— START PASSAGE TO READ —

Delay
A very important design consideration in implementing voice communications networks is
minimizing one-way, end-to-end delay. Voice traffic is real-time traffic and if there is too long
a delay in voice packet delivery, speech will be unrecognizable. An acceptable delay is less
than 200 milliseconds. Delay is inherent in voice networking and is caused by a number of
different factors.
There are basically two kinds of delay inherent in today's telephony networks:
Propagation delay – caused by the characteristics of the speed of light traveling via a
fiber-optic-based or copper-based medium of the underlying network.
! Handling delay (also called serialization delay) – caused by the devices that handle voice
information and have a significant impact on voice quality in a packet network. This
delay includes the time it takes to generate a voice packet. DSPs may take 5ms to 20ms
to generate a frame and usually one or more frames are placed in a voice packet.
Another component of this delay is the time taken to move the packet to the output
queue. Some devices expedite this process by determining packet destination and getting
the packet to the output queue quickly. The actual delay at the output queue, in terms of
time spent in the queue before being serviced, is yet another component of this handling
delay and is normally around 10ms. A CODEC-induced delay is considered a handling
delay.
The table below shows the delay introduced by different CODECs.
CODEC Bit Rate (Kbps) Compression Delay (ms)
G.711 PCM 64 5
G.729 CS-ACELP 8 15
G.729a CS-ACELP 8 15
Serialization delay
Serialization delay is the amount of time a router takes to place a packet on a wire for
transmission. Fragmentation helps to eliminate serialization delay, but fragmentation, such as
FRF.12, doesn't help without a queuing mechanism in place. For example, if a 1000-byte
packet enters a router's queue and is fragmented into ten 100-byte packets, without a
queuing mechanism in place, a router will still send all 1000-bytes before it starts to send
another packet. Conversely, if there is a queuing mechanism in place, but no fragmentation,
voice traffic can still fail. If a router receives a 1000-byte packet in its queue and begins
sending this packet in an instant before it receives a voice packet, the voice packet will have
to wait until all 1000 bytes are sent across the wire, before entering the queue, because once
a router starts sending a packet, it will continue to do so until the full packet is processed.

— END PASSAGE TO READ —
— START DATA SECTION —

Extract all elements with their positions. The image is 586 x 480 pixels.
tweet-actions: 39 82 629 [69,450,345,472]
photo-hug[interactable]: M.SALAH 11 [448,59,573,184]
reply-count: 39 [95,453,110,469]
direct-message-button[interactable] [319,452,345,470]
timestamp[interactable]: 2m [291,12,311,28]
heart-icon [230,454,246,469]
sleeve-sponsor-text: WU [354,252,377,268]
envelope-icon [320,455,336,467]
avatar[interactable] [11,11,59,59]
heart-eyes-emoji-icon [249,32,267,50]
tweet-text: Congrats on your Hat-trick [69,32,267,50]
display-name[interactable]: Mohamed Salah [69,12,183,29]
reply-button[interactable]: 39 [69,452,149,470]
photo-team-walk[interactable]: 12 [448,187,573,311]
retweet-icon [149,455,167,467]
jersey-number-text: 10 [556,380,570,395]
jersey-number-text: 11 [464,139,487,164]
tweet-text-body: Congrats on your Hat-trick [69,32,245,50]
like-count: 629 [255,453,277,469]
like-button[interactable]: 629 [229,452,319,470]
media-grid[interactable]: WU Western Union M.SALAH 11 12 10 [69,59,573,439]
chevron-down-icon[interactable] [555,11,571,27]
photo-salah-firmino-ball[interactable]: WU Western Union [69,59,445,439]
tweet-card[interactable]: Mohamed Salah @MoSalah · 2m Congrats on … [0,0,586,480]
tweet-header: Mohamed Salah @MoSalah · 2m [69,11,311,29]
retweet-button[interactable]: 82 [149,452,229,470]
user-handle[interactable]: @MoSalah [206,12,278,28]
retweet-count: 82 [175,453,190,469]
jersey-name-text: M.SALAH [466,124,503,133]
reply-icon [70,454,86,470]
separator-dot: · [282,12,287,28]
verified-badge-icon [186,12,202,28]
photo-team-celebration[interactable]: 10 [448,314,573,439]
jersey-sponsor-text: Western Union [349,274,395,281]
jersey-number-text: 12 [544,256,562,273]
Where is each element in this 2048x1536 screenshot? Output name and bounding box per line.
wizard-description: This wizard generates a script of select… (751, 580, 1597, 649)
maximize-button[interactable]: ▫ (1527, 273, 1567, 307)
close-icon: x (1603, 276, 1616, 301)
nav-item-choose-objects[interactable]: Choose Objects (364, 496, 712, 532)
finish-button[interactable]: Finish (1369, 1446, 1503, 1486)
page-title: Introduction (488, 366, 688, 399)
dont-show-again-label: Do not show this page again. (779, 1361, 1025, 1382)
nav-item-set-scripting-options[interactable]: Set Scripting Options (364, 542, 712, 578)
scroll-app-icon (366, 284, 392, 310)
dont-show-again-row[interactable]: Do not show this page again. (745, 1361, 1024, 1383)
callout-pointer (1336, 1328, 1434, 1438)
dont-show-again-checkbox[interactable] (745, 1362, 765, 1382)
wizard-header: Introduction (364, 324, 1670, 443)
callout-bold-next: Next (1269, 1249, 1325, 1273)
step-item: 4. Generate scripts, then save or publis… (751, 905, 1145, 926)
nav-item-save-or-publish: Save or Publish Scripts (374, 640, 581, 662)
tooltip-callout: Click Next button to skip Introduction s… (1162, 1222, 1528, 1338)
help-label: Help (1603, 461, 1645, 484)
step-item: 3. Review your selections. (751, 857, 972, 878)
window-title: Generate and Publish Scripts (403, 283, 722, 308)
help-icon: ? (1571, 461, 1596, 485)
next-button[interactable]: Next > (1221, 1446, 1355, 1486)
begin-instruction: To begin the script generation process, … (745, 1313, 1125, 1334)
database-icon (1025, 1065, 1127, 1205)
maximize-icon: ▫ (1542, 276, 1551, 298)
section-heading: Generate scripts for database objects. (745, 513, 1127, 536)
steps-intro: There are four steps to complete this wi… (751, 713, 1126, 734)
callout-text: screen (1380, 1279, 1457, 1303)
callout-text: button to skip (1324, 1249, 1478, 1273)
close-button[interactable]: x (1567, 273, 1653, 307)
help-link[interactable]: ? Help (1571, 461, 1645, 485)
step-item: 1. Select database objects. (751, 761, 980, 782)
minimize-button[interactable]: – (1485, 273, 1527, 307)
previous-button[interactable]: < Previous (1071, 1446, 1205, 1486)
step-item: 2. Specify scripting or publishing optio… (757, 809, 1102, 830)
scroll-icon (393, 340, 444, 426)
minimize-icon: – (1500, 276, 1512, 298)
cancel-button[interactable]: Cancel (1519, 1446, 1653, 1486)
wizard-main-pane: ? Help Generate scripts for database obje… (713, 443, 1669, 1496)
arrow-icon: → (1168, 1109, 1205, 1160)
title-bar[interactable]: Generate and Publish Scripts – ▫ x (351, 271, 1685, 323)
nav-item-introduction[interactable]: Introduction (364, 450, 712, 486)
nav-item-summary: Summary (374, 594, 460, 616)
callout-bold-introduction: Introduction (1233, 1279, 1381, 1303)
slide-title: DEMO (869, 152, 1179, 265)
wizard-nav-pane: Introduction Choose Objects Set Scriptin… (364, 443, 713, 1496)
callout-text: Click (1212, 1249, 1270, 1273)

— END DATA SECTION —

# [GOAL A]
Using the passage on voice delay, decide whether each statement agrees with it. For each, answer yes or no and quote the words that settle it.
(i) An acceptable one-way delay is under 200 milliseconds.
(ii) A CODEC-induced delay counts as a propagation delay.
(iii) Fragmentation by itself, with no queuing mechanism, keeps a large packet from holding up the packets behind it.
# [GOAL B]
Carry on the passage on voice delay from the point where it stops.

# [EXERCISE ANSWER A]
(i) Yes: "An acceptable delay is less than 200 milliseconds."
(ii) No: "A CODEC-induced delay is considered a handling delay."
(iii) No: "fragmentation, such as FRF.12, doesn't help without a queuing mechanism in place."

# [EXERCISE ANSWER B]
Therefore, it is essential that there is a method for a router to break large data packets into
smaller ones, and a queuing strategy in place to help voice packets jump to the front of a
queue ahead of data packets for transmission.
End-to-End delay
End-to-end delay depends on the end-to-end signal paths/data paths, the CODEC, and the
payload size of the packets.
Jitter
Jitter is variation in the delay of arrivals of voice packets at the receiver. This causes a
discontinuity of the voice stream. It is usually compensated for by using a play-out buffer for
playing out the voice smoothly. Play-out control can be exercised both in adaptive or nonadaptive
Echo Cancellation
Echo is hearing your own voice in the telephone receiver while you are talking. When timed
properly, echo is reassuring to the speaker. If the echo exceeds approximately 25ms, it can
be distracting and cause breaks in the conversation. In a traditional telephony network, echo
is normally caused by a mismatch in impedance from the four-wire network switch
conversion to the two-wire local loop and is controlled by echo cancellers.
In voice over packet-based networks or VoIP, echo cancellers are built into the low bit-rate
CODECs and are operated on each DSP. Echo cancellers are limited by design by the total
amount of time they will wait for the reflected speech to be received, which is known as an
echo trail. The echo trail is normally 32ms.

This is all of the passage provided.